◆ **Description of the task**
Search the data below for "will"; list each line that holds it.

◆ **Data excerpts**
• • •

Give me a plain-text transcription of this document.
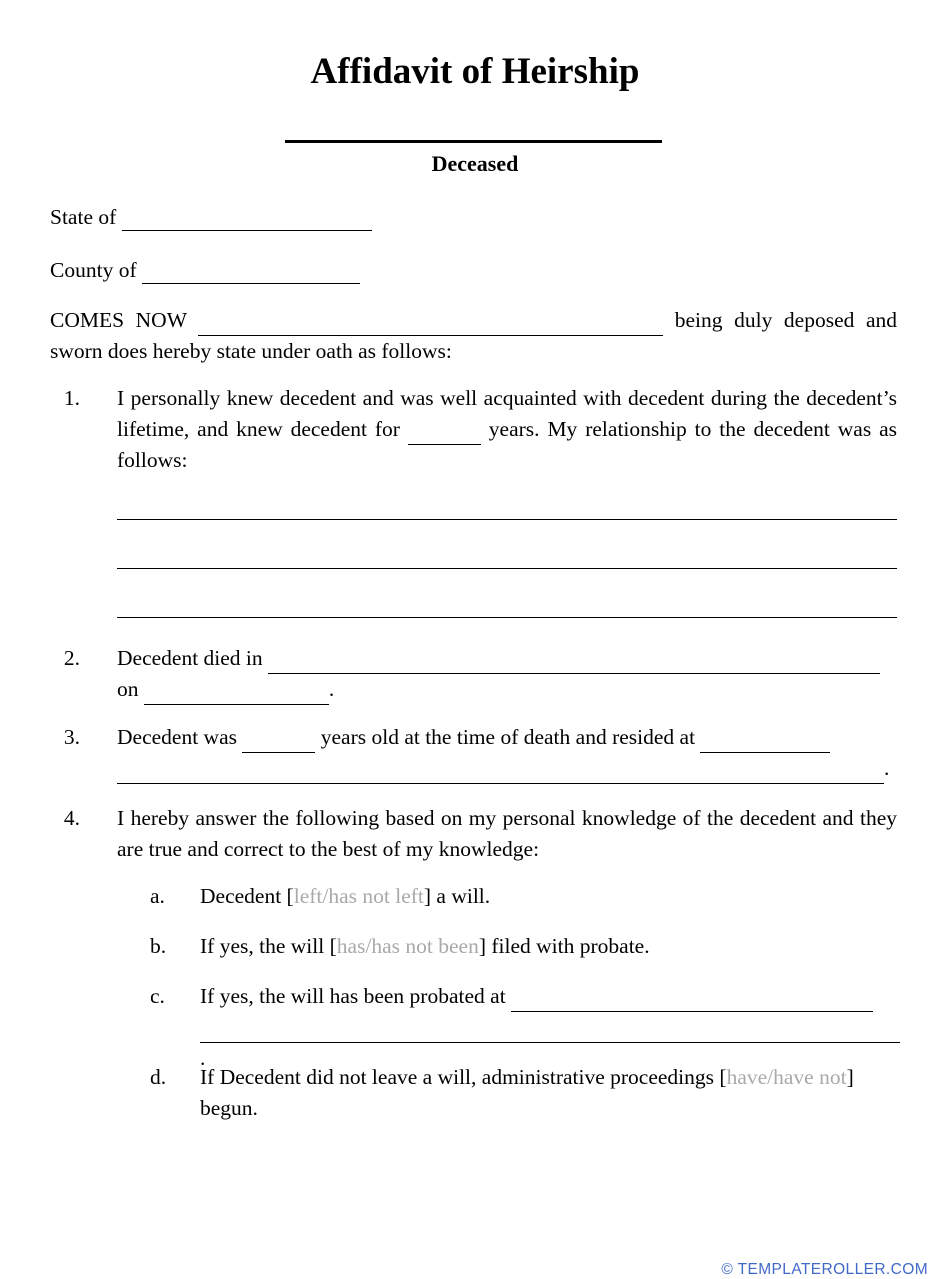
Affidavit of Heirship
Deceased
State of
County of
COMES NOW	being duly deposed and sworn does hereby state under oath as follows:
1. I personally knew decedent and was well acquainted with decedent during the decedent’s lifetime, and knew decedent for	years. My relationship to the decedent was as follows:
2. Decedent died in
on	.
3. Decedent was	years old at the time of death and resided at
.
4. I hereby answer the following based on my personal knowledge of the decedent and they are true and correct to the best of my knowledge:
a.	Decedent [left/has not left] a will.
b. If yes, the will [has/has not been] filed with probate.
c.	If yes, the will has been probated at
.
d. If Decedent did not leave a will, administrative proceedings [have/have not] begun.
© TEMPLATEROLLER.COM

• • •

◆ **Written response**
a.	Decedent [left/has not left] a will.
b. If yes, the will [has/has not been] filed with probate.
c.	If yes, the will has been probated at
d. If Decedent did not leave a will, administrative proceedings [have/have not] begun.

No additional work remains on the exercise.